##### RECORD EXCERPTS #####

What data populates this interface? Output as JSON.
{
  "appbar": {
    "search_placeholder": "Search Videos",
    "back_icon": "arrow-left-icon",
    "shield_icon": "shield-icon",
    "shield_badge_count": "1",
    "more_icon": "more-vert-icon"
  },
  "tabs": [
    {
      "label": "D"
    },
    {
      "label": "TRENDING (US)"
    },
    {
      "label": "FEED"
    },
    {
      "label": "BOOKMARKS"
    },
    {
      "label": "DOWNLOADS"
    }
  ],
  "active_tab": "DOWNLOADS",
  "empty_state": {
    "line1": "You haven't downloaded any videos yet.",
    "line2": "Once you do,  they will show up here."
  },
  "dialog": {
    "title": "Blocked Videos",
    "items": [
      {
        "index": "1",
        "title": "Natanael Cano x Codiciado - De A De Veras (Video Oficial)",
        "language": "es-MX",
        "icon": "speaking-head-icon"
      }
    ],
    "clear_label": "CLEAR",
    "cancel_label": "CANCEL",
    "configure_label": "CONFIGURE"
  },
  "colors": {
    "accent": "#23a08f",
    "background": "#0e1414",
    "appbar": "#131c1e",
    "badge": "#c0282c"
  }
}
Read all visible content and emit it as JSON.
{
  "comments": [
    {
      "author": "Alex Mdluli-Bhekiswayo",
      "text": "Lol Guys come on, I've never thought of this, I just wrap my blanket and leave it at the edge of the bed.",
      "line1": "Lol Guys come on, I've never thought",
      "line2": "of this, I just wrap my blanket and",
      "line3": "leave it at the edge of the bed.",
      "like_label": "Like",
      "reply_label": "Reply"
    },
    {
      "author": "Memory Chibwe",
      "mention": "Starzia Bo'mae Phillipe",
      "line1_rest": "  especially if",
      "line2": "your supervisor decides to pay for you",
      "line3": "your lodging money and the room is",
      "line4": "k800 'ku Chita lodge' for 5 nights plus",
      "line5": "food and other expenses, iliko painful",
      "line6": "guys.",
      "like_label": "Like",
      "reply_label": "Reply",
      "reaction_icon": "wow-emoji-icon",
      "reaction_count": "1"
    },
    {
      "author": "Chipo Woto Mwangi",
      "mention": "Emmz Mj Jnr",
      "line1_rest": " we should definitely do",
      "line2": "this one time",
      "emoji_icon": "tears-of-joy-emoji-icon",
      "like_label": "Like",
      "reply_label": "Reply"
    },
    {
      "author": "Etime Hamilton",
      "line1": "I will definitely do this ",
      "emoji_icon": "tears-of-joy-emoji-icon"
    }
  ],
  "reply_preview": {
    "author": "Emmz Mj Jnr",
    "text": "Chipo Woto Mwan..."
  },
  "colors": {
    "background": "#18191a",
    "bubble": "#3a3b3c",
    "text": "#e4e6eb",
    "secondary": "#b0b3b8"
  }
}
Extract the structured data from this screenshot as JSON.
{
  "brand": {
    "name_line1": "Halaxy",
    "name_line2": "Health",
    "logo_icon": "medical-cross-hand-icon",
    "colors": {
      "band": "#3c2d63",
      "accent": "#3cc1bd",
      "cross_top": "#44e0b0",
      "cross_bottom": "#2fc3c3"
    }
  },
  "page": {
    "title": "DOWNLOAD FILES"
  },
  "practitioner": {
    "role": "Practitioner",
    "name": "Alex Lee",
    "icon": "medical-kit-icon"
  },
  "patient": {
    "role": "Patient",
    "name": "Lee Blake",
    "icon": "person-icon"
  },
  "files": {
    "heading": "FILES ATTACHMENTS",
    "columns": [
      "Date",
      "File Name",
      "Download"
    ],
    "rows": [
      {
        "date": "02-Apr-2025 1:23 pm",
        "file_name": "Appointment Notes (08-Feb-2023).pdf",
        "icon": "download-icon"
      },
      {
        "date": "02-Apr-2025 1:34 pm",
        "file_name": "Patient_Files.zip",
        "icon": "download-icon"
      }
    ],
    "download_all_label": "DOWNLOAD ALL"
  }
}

#####

* [OBJECTIVE]
Extract all of the data above without altering anything.

* [RESPONSE BELOW]
What data populates this interface? Output as JSON.
{
  "appbar": {
    "search_placeholder": "Search Videos",
    "back_icon": "arrow-left-icon",
    "shield_icon": "shield-icon",
    "shield_badge_count": "1",
    "more_icon": "more-vert-icon"
  },
  "tabs": [
    {
      "label": "D"
    },
    {
      "label": "TRENDING (US)"
    },
    {
      "label": "FEED"
    },
    {
      "label": "BOOKMARKS"
    },
    {
      "label": "DOWNLOADS"
    }
  ],
  "active_tab": "DOWNLOADS",
  "empty_state": {
    "line1": "You haven't downloaded any videos yet.",
    "line2": "Once you do,  they will show up here."
  },
  "dialog": {
    "title": "Blocked Videos",
    "items": [
      {
        "index": "1",
        "title": "Natanael Cano x Codiciado - De A De Veras (Video Oficial)",
        "language": "es-MX",
        "icon": "speaking-head-icon"
      }
    ],
    "clear_label": "CLEAR",
    "cancel_label": "CANCEL",
    "configure_label": "CONFIGURE"
  },
  "colors": {
    "accent": "#23a08f",
    "background": "#0e1414",
    "appbar": "#131c1e",
    "badge": "#c0282c"
  }
}
Read all visible content and emit it as JSON.
{
  "comments": [
    {
      "author": "Alex Mdluli-Bhekiswayo",
      "text": "Lol Guys come on, I've never thought of this, I just wrap my blanket and leave it at the edge of the bed.",
      "line1": "Lol Guys come on, I've never thought",
      "line2": "of this, I just wrap my blanket and",
      "line3": "leave it at the edge of the bed.",
      "like_label": "Like",
      "reply_label": "Reply"
    },
    {
      "author": "Memory Chibwe",
      "mention": "Starzia Bo'mae Phillipe",
      "line1_rest": "  especially if",
      "line2": "your supervisor decides to pay for you",
      "line3": "your lodging money and the room is",
      "line4": "k800 'ku Chita lodge' for 5 nights plus",
      "line5": "food and other expenses, iliko painful",
      "line6": "guys.",
      "like_label": "Like",
      "reply_label": "Reply",
      "reaction_icon": "wow-emoji-icon",
      "reaction_count": "1"
    },
    {
      "author": "Chipo Woto Mwangi",
      "mention": "Emmz Mj Jnr",
      "line1_rest": " we should definitely do",
      "line2": "this one time",
      "emoji_icon": "tears-of-joy-emoji-icon",
      "like_label": "Like",
      "reply_label": "Reply"
    },
    {
      "author": "Etime Hamilton",
      "line1": "I will definitely do this ",
      "emoji_icon": "tears-of-joy-emoji-icon"
    }
  ],
  "reply_preview": {
    "author": "Emmz Mj Jnr",
    "text": "Chipo Woto Mwan..."
  },
  "colors": {
    "background": "#18191a",
    "bubble": "#3a3b3c",
    "text": "#e4e6eb",
    "secondary": "#b0b3b8"
  }
}
Extract the structured data from this screenshot as JSON.
{
  "brand": {
    "name_line1": "Halaxy",
    "name_line2": "Health",
    "logo_icon": "medical-cross-hand-icon",
    "colors": {
      "band": "#3c2d63",
      "accent": "#3cc1bd",
      "cross_top": "#44e0b0",
      "cross_bottom": "#2fc3c3"
    }
  },
  "page": {
    "title": "DOWNLOAD FILES"
  },
  "practitioner": {
    "role": "Practitioner",
    "name": "Alex Lee",
    "icon": "medical-kit-icon"
  },
  "patient": {
    "role": "Patient",
    "name": "Lee Blake",
    "icon": "person-icon"
  },
  "files": {
    "heading": "FILES ATTACHMENTS",
    "columns": [
      "Date",
      "File Name",
      "Download"
    ],
    "rows": [
      {
        "date": "02-Apr-2025 1:23 pm",
        "file_name": "Appointment Notes (08-Feb-2023).pdf",
        "icon": "download-icon"
      },
      {
        "date": "02-Apr-2025 1:34 pm",
        "file_name": "Patient_Files.zip",
        "icon": "download-icon"
      }
    ],
    "download_all_label": "DOWNLOAD ALL"
  }
}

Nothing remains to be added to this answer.